--- Begin ---
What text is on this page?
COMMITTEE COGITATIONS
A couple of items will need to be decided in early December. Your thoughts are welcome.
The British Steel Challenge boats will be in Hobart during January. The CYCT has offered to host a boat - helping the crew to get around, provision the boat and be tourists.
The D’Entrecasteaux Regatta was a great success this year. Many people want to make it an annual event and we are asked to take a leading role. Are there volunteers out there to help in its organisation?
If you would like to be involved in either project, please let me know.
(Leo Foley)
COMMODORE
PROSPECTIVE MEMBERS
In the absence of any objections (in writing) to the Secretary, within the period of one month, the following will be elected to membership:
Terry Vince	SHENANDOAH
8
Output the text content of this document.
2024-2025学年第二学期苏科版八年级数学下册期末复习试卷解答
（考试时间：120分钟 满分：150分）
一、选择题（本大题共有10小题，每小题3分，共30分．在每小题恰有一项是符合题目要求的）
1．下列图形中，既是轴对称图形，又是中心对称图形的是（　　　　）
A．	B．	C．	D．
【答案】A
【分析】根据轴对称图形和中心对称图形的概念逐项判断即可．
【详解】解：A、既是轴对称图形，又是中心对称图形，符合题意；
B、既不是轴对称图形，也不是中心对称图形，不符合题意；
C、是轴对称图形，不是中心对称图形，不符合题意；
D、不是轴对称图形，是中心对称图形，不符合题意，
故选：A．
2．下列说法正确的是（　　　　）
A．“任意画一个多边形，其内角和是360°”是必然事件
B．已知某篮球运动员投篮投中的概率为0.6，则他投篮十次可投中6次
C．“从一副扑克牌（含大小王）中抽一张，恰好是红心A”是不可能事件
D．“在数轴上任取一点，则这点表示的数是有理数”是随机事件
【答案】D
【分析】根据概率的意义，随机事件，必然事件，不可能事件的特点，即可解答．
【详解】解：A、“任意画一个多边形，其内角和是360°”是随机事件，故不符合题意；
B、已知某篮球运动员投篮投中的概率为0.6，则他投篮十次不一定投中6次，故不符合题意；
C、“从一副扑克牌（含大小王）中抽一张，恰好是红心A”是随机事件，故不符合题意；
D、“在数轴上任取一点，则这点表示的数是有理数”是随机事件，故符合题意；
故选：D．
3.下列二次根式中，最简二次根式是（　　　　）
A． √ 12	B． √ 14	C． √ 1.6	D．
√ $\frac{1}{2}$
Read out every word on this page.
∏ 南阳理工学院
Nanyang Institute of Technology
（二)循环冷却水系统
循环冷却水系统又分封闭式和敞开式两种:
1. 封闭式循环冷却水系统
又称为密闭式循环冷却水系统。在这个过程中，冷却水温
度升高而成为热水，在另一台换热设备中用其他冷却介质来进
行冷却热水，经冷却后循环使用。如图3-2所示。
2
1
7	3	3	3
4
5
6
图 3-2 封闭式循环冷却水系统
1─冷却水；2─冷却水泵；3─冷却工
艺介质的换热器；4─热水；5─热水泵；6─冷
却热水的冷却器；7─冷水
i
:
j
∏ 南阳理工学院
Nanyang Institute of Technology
--- End ---
## TASK DESCRIPTION
Write out the full set of records exactly as given.

## WRITTEN RESPONSE
What text is on this page?
COMMITTEE COGITATIONS
A couple of items will need to be decided in early December. Your thoughts are welcome.
The British Steel Challenge boats will be in Hobart during January. The CYCT has offered to host a boat - helping the crew to get around, provision the boat and be tourists.
The D’Entrecasteaux Regatta was a great success this year. Many people want to make it an annual event and we are asked to take a leading role. Are there volunteers out there to help in its organisation?
If you would like to be involved in either project, please let me know.
(Leo Foley)
COMMODORE
PROSPECTIVE MEMBERS
In the absence of any objections (in writing) to the Secretary, within the period of one month, the following will be elected to membership:
Terry Vince	SHENANDOAH
8
Output the text content of this document.
2024-2025学年第二学期苏科版八年级数学下册期末复习试卷解答
（考试时间：120分钟 满分：150分）
一、选择题（本大题共有10小题，每小题3分，共30分．在每小题恰有一项是符合题目要求的）
1．下列图形中，既是轴对称图形，又是中心对称图形的是（　　　　）
A．	B．	C．	D．
【答案】A
【分析】根据轴对称图形和中心对称图形的概念逐项判断即可．
【详解】解：A、既是轴对称图形，又是中心对称图形，符合题意；
B、既不是轴对称图形，也不是中心对称图形，不符合题意；
C、是轴对称图形，不是中心对称图形，不符合题意；
D、不是轴对称图形，是中心对称图形，不符合题意，
故选：A．
2．下列说法正确的是（　　　　）
A．“任意画一个多边形，其内角和是360°”是必然事件
B．已知某篮球运动员投篮投中的概率为0.6，则他投篮十次可投中6次
C．“从一副扑克牌（含大小王）中抽一张，恰好是红心A”是不可能事件
D．“在数轴上任取一点，则这点表示的数是有理数”是随机事件
【答案】D
【分析】根据概率的意义，随机事件，必然事件，不可能事件的特点，即可解答．
【详解】解：A、“任意画一个多边形，其内角和是360°”是随机事件，故不符合题意；
B、已知某篮球运动员投篮投中的概率为0.6，则他投篮十次不一定投中6次，故不符合题意；
C、“从一副扑克牌（含大小王）中抽一张，恰好是红心A”是随机事件，故不符合题意；
D、“在数轴上任取一点，则这点表示的数是有理数”是随机事件，故符合题意；
故选：D．
3.下列二次根式中，最简二次根式是（　　　　）
A． √ 12	B． √ 14	C． √ 1.6	D．
√ $\frac{1}{2}$
Read out every word on this page.
∏ 南阳理工学院
Nanyang Institute of Technology
（二)循环冷却水系统
循环冷却水系统又分封闭式和敞开式两种:
1. 封闭式循环冷却水系统
又称为密闭式循环冷却水系统。在这个过程中，冷却水温
度升高而成为热水，在另一台换热设备中用其他冷却介质来进
行冷却热水，经冷却后循环使用。如图3-2所示。
2
1
7	3	3	3
4
5
6
图 3-2 封闭式循环冷却水系统
1─冷却水；2─冷却水泵；3─冷却工
艺介质的换热器；4─热水；5─热水泵；6─冷
却热水的冷却器；7─冷水
i
:
j
∏ 南阳理工学院
Nanyang Institute of Technology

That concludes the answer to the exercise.